▶ [The problem]
Of all the lines in the material below, how many include the string "Priserna"? Give the number only.

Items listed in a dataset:
* * *

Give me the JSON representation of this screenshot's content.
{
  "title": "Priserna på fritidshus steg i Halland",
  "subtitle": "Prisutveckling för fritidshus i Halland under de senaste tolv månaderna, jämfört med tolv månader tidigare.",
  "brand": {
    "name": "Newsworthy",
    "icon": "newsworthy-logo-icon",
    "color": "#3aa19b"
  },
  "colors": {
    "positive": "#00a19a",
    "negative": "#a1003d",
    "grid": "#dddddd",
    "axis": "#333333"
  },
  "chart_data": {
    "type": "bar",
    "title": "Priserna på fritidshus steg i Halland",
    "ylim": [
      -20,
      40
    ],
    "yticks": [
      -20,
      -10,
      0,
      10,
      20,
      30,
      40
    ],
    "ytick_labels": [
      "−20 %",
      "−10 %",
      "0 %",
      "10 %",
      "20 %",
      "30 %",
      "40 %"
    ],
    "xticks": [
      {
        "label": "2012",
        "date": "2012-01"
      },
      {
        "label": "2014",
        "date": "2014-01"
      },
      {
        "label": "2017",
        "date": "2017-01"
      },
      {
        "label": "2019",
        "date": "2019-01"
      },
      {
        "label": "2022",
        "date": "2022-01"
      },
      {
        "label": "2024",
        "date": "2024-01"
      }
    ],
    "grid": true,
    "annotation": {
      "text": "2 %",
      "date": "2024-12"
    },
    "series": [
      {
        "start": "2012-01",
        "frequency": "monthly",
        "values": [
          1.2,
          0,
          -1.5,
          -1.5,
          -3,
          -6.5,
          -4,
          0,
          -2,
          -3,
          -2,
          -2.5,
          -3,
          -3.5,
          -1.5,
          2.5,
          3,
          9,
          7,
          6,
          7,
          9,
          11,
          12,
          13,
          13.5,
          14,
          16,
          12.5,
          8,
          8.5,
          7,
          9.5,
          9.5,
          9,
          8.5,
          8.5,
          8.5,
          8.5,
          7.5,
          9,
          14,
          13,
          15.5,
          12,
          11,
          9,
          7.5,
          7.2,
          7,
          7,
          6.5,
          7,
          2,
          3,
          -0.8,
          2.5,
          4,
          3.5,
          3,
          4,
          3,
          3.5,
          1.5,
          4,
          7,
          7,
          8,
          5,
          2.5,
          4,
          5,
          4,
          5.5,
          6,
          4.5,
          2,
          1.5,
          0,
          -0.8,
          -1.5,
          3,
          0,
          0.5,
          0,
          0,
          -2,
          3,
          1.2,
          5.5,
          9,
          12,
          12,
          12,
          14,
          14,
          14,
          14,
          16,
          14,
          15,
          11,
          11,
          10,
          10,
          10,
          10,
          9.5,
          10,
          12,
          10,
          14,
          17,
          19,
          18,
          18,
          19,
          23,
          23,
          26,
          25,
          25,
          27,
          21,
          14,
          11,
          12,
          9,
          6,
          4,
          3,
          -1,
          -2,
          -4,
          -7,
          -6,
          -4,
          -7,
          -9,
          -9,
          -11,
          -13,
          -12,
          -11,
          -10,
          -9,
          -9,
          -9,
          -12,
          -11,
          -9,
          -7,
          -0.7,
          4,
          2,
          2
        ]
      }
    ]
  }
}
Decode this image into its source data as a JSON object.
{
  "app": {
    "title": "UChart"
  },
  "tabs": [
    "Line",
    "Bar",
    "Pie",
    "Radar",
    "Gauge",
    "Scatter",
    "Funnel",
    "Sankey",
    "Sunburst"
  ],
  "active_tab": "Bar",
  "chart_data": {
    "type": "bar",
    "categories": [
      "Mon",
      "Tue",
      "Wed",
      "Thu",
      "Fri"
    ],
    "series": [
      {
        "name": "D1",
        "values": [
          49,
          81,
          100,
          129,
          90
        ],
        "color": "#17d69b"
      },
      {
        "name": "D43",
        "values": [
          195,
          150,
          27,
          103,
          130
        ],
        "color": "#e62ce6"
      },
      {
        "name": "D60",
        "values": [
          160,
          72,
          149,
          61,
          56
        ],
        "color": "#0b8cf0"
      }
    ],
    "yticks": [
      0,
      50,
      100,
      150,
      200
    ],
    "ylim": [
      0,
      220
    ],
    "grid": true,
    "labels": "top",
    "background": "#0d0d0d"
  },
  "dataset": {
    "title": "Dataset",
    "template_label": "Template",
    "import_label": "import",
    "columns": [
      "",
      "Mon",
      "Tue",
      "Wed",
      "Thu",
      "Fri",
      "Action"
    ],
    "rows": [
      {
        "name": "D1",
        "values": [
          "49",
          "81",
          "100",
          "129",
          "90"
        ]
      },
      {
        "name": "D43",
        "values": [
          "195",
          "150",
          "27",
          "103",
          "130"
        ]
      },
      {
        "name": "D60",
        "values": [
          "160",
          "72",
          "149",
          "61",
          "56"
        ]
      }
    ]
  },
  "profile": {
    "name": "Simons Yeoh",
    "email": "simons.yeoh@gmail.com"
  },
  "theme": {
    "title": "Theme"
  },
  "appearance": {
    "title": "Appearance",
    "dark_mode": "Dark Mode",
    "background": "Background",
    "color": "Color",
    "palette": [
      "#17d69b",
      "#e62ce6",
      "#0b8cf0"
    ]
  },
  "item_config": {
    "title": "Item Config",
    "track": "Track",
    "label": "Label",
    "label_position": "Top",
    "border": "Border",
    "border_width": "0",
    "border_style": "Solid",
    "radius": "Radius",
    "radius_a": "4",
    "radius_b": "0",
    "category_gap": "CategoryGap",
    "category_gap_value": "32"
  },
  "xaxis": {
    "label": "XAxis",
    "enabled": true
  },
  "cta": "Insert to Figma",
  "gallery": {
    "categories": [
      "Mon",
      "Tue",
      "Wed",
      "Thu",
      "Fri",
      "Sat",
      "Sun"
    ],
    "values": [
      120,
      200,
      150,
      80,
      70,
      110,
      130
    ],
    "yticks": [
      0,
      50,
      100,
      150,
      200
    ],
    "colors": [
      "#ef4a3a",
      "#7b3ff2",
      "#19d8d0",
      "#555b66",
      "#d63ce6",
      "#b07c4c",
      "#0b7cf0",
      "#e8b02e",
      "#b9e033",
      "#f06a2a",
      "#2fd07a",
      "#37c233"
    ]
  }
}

* * *

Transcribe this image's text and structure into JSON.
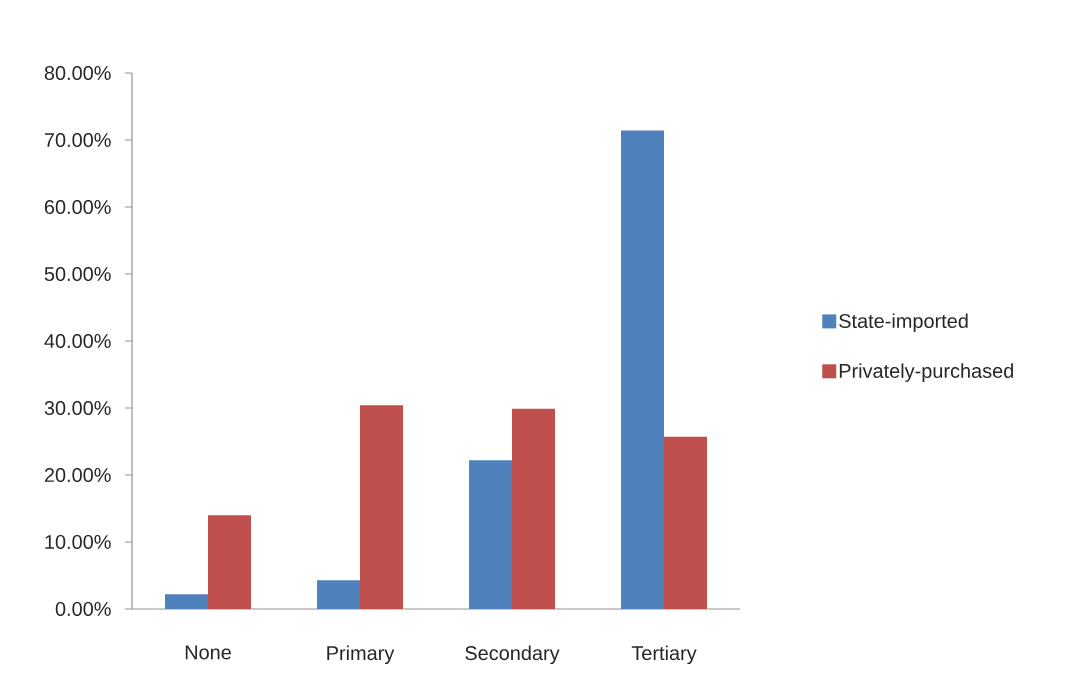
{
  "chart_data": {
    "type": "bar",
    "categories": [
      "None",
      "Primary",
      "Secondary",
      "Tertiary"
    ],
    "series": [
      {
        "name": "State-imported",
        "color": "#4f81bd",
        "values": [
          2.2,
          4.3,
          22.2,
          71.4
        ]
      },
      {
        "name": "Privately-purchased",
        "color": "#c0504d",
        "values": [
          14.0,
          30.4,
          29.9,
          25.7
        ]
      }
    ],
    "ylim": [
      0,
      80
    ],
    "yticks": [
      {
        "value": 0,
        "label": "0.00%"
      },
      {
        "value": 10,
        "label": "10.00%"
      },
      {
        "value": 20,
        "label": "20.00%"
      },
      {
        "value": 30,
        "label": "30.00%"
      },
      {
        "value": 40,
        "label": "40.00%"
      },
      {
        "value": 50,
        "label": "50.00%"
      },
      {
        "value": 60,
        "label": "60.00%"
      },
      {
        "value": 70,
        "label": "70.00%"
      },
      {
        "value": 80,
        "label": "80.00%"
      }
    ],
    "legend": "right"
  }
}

* * *

▶ [Completed exercise]
2